→ WRITTEN TASK
Starting with the line that includes "Parse this screenshot: output", write out every remaining line of the records below exactly as it appears, leaving out any images.

## Begin

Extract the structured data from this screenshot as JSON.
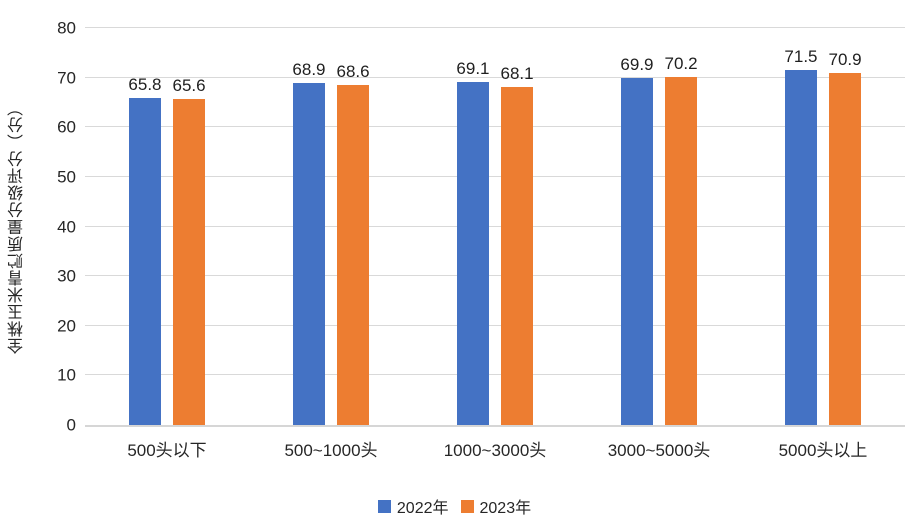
{
  "chart_data": {
    "type": "bar",
    "categories": [
      "500头以下",
      "500~1000头",
      "1000~3000头",
      "3000~5000头",
      "5000头以上"
    ],
    "series": [
      {
        "name": "2022年",
        "color": "#4472C4",
        "values": [
          65.8,
          68.9,
          69.1,
          69.9,
          71.5
        ]
      },
      {
        "name": "2023年",
        "color": "#ED7D31",
        "values": [
          65.6,
          68.6,
          68.1,
          70.2,
          70.9
        ]
      }
    ],
    "title": "",
    "xlabel": "",
    "ylabel": "全株玉米青贮质量分级评分（分）",
    "ylim": [
      0,
      80
    ],
    "ytick_step": 10,
    "grid": true,
    "legend_position": "bottom",
    "colors": {
      "gridline": "#d9d9d9",
      "axis_line": "#d6d6d6",
      "text": "#262626"
    }
  }
}
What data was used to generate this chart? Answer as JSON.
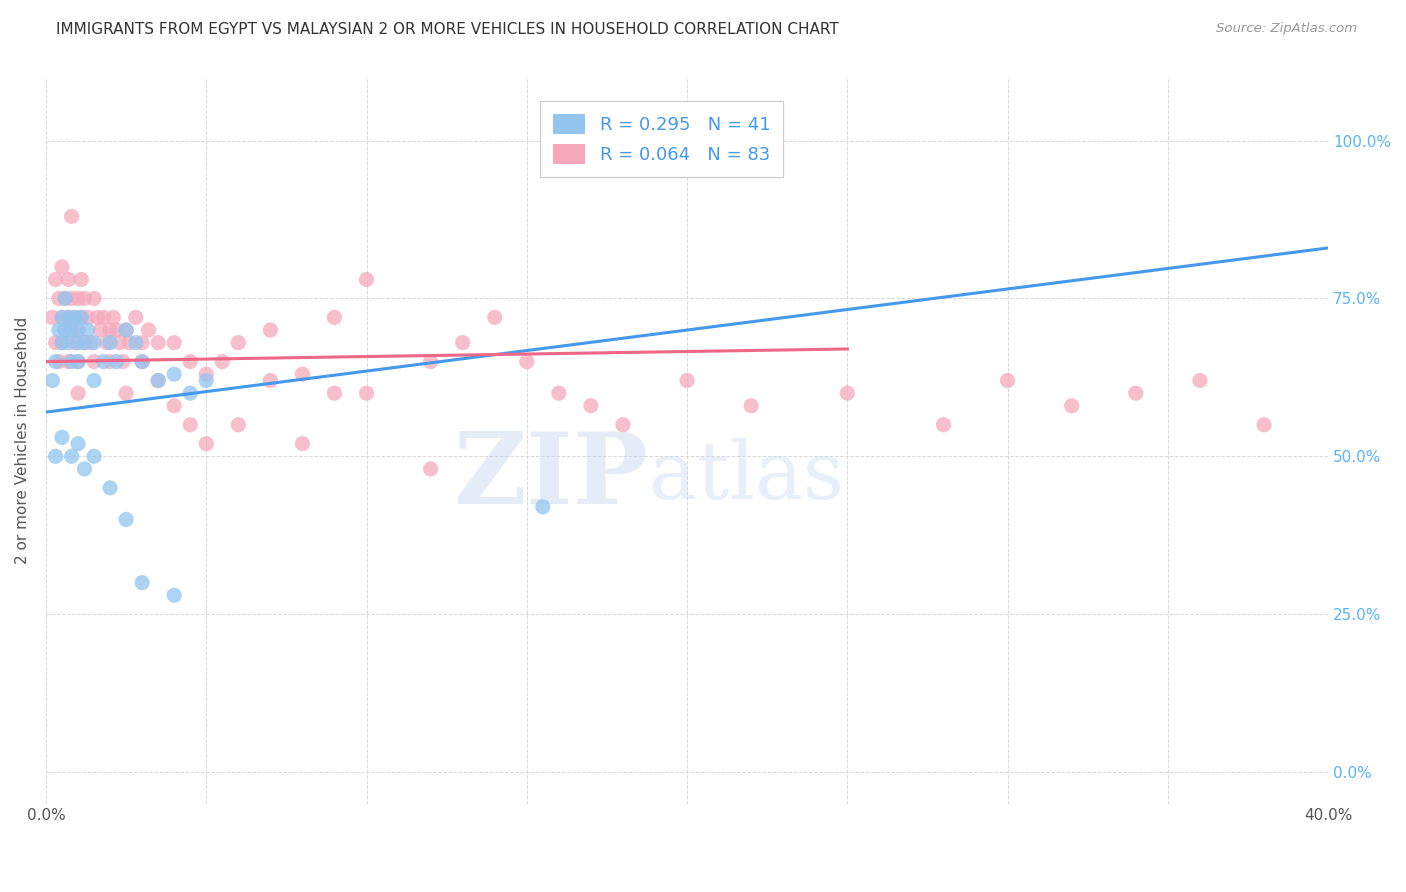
{
  "title": "IMMIGRANTS FROM EGYPT VS MALAYSIAN 2 OR MORE VEHICLES IN HOUSEHOLD CORRELATION CHART",
  "source": "Source: ZipAtlas.com",
  "ylabel": "2 or more Vehicles in Household",
  "xlim": [
    0.0,
    40.0
  ],
  "ylim": [
    -5.0,
    110.0
  ],
  "ytick_positions": [
    0.0,
    25.0,
    50.0,
    75.0,
    100.0
  ],
  "ytick_labels": [
    "0.0%",
    "25.0%",
    "50.0%",
    "75.0%",
    "100.0%"
  ],
  "xtick_positions": [
    0.0,
    5.0,
    10.0,
    15.0,
    20.0,
    25.0,
    30.0,
    35.0,
    40.0
  ],
  "xtick_labels": [
    "0.0%",
    "",
    "",
    "",
    "",
    "",
    "",
    "",
    "40.0%"
  ],
  "blue_R": "0.295",
  "blue_N": "41",
  "pink_R": "0.064",
  "pink_N": "83",
  "blue_color": "#92C5F0",
  "pink_color": "#F5A8BC",
  "blue_scatter": [
    [
      0.2,
      62.0
    ],
    [
      0.3,
      65.0
    ],
    [
      0.4,
      70.0
    ],
    [
      0.5,
      68.0
    ],
    [
      0.5,
      72.0
    ],
    [
      0.6,
      75.0
    ],
    [
      0.6,
      70.0
    ],
    [
      0.7,
      68.0
    ],
    [
      0.7,
      72.0
    ],
    [
      0.8,
      70.0
    ],
    [
      0.8,
      65.0
    ],
    [
      0.9,
      72.0
    ],
    [
      1.0,
      68.0
    ],
    [
      1.0,
      65.0
    ],
    [
      1.0,
      70.0
    ],
    [
      1.1,
      72.0
    ],
    [
      1.2,
      68.0
    ],
    [
      1.3,
      70.0
    ],
    [
      1.5,
      68.0
    ],
    [
      1.5,
      62.0
    ],
    [
      1.8,
      65.0
    ],
    [
      2.0,
      68.0
    ],
    [
      2.2,
      65.0
    ],
    [
      2.5,
      70.0
    ],
    [
      2.8,
      68.0
    ],
    [
      3.0,
      65.0
    ],
    [
      3.5,
      62.0
    ],
    [
      4.0,
      63.0
    ],
    [
      4.5,
      60.0
    ],
    [
      5.0,
      62.0
    ],
    [
      0.3,
      50.0
    ],
    [
      0.5,
      53.0
    ],
    [
      0.8,
      50.0
    ],
    [
      1.0,
      52.0
    ],
    [
      1.2,
      48.0
    ],
    [
      1.5,
      50.0
    ],
    [
      2.0,
      45.0
    ],
    [
      2.5,
      40.0
    ],
    [
      3.0,
      30.0
    ],
    [
      4.0,
      28.0
    ],
    [
      15.5,
      42.0
    ]
  ],
  "pink_scatter": [
    [
      0.2,
      72.0
    ],
    [
      0.3,
      68.0
    ],
    [
      0.3,
      78.0
    ],
    [
      0.4,
      75.0
    ],
    [
      0.4,
      65.0
    ],
    [
      0.5,
      72.0
    ],
    [
      0.5,
      68.0
    ],
    [
      0.5,
      80.0
    ],
    [
      0.6,
      75.0
    ],
    [
      0.6,
      70.0
    ],
    [
      0.7,
      78.0
    ],
    [
      0.7,
      72.0
    ],
    [
      0.7,
      65.0
    ],
    [
      0.8,
      75.0
    ],
    [
      0.8,
      70.0
    ],
    [
      0.8,
      88.0
    ],
    [
      0.9,
      72.0
    ],
    [
      0.9,
      68.0
    ],
    [
      1.0,
      75.0
    ],
    [
      1.0,
      65.0
    ],
    [
      1.0,
      70.0
    ],
    [
      1.0,
      60.0
    ],
    [
      1.1,
      72.0
    ],
    [
      1.1,
      78.0
    ],
    [
      1.2,
      68.0
    ],
    [
      1.2,
      75.0
    ],
    [
      1.3,
      72.0
    ],
    [
      1.4,
      68.0
    ],
    [
      1.5,
      75.0
    ],
    [
      1.5,
      65.0
    ],
    [
      1.6,
      72.0
    ],
    [
      1.7,
      70.0
    ],
    [
      1.8,
      72.0
    ],
    [
      1.9,
      68.0
    ],
    [
      2.0,
      70.0
    ],
    [
      2.0,
      65.0
    ],
    [
      2.1,
      72.0
    ],
    [
      2.2,
      70.0
    ],
    [
      2.3,
      68.0
    ],
    [
      2.4,
      65.0
    ],
    [
      2.5,
      70.0
    ],
    [
      2.5,
      60.0
    ],
    [
      2.6,
      68.0
    ],
    [
      2.8,
      72.0
    ],
    [
      3.0,
      68.0
    ],
    [
      3.0,
      65.0
    ],
    [
      3.2,
      70.0
    ],
    [
      3.5,
      68.0
    ],
    [
      3.5,
      62.0
    ],
    [
      4.0,
      68.0
    ],
    [
      4.0,
      58.0
    ],
    [
      4.5,
      65.0
    ],
    [
      4.5,
      55.0
    ],
    [
      5.0,
      63.0
    ],
    [
      5.0,
      52.0
    ],
    [
      5.5,
      65.0
    ],
    [
      6.0,
      55.0
    ],
    [
      6.0,
      68.0
    ],
    [
      7.0,
      62.0
    ],
    [
      7.0,
      70.0
    ],
    [
      8.0,
      63.0
    ],
    [
      8.0,
      52.0
    ],
    [
      9.0,
      60.0
    ],
    [
      9.0,
      72.0
    ],
    [
      10.0,
      60.0
    ],
    [
      10.0,
      78.0
    ],
    [
      12.0,
      48.0
    ],
    [
      12.0,
      65.0
    ],
    [
      13.0,
      68.0
    ],
    [
      14.0,
      72.0
    ],
    [
      15.0,
      65.0
    ],
    [
      16.0,
      60.0
    ],
    [
      17.0,
      58.0
    ],
    [
      18.0,
      55.0
    ],
    [
      20.0,
      62.0
    ],
    [
      22.0,
      58.0
    ],
    [
      25.0,
      60.0
    ],
    [
      28.0,
      55.0
    ],
    [
      30.0,
      62.0
    ],
    [
      32.0,
      58.0
    ],
    [
      34.0,
      60.0
    ],
    [
      36.0,
      62.0
    ],
    [
      38.0,
      55.0
    ]
  ],
  "blue_line": [
    [
      0.0,
      57.0
    ],
    [
      40.0,
      83.0
    ]
  ],
  "pink_line": [
    [
      0.0,
      65.0
    ],
    [
      25.0,
      67.0
    ]
  ],
  "watermark_zip": "ZIP",
  "watermark_atlas": "atlas",
  "background_color": "#ffffff",
  "grid_color": "#d8d8d8",
  "title_color": "#333333",
  "axis_label_color": "#555555",
  "right_tick_color": "#5ab4f5",
  "blue_line_color": "#4499ee",
  "pink_line_color": "#ee6688",
  "legend_color": "#4499ee"
}
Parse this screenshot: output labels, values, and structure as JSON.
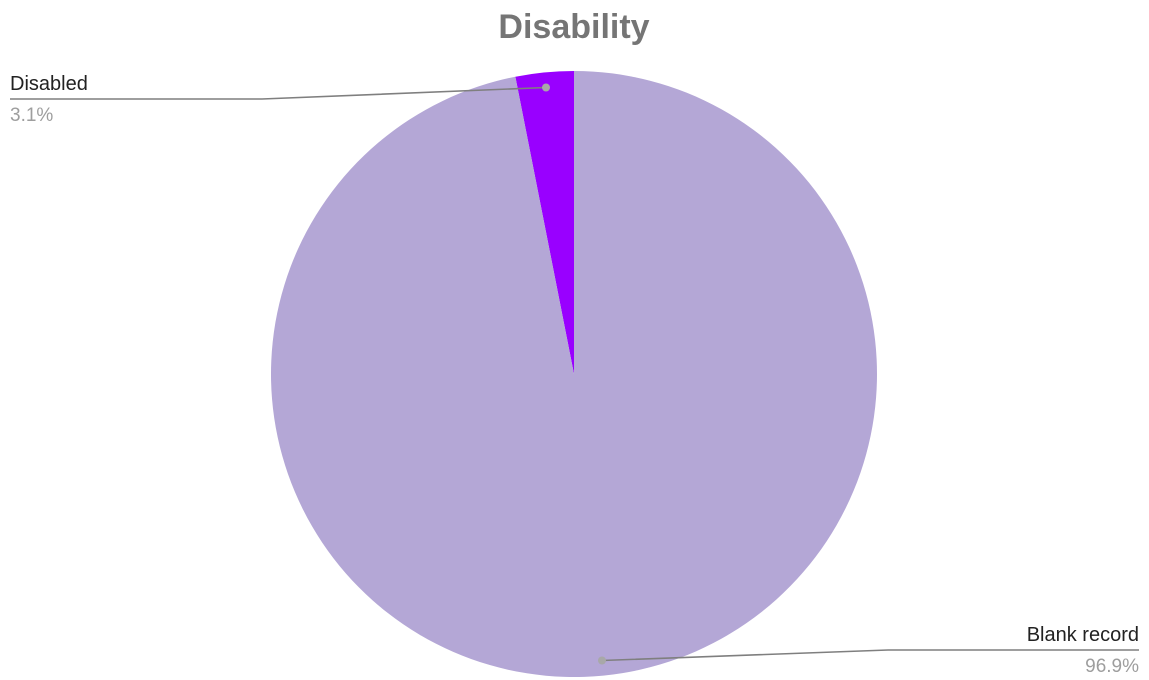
{
  "chart_data": {
    "type": "pie",
    "title": "Disability",
    "slices": [
      {
        "label": "Disabled",
        "value": 3.1,
        "display": "3.1%",
        "color": "#9900ff"
      },
      {
        "label": "Blank record",
        "value": 96.9,
        "display": "96.9%",
        "color": "#b4a7d6"
      }
    ],
    "start_angle_deg": 0,
    "direction": "counterclockwise",
    "legend": "none"
  },
  "colors": {
    "title": "#757575",
    "label_text": "#222222",
    "value_text": "#9e9e9e",
    "leader_line": "#7f7f7f"
  }
}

## End

→ ANSWER BELOW
Parse this screenshot: output labels, values, and structure as JSON.
{
  "chart_data": {
    "type": "pie",
    "title": "Disability",
    "slices": [
      {
        "label": "Disabled",
        "value": 3.1,
        "display": "3.1%",
        "color": "#9900ff"
      },
      {
        "label": "Blank record",
        "value": 96.9,
        "display": "96.9%",
        "color": "#b4a7d6"
      }
    ],
    "start_angle_deg": 0,
    "direction": "counterclockwise",
    "legend": "none"
  },
  "colors": {
    "title": "#757575",
    "label_text": "#222222",
    "value_text": "#9e9e9e",
    "leader_line": "#7f7f7f"
  }
}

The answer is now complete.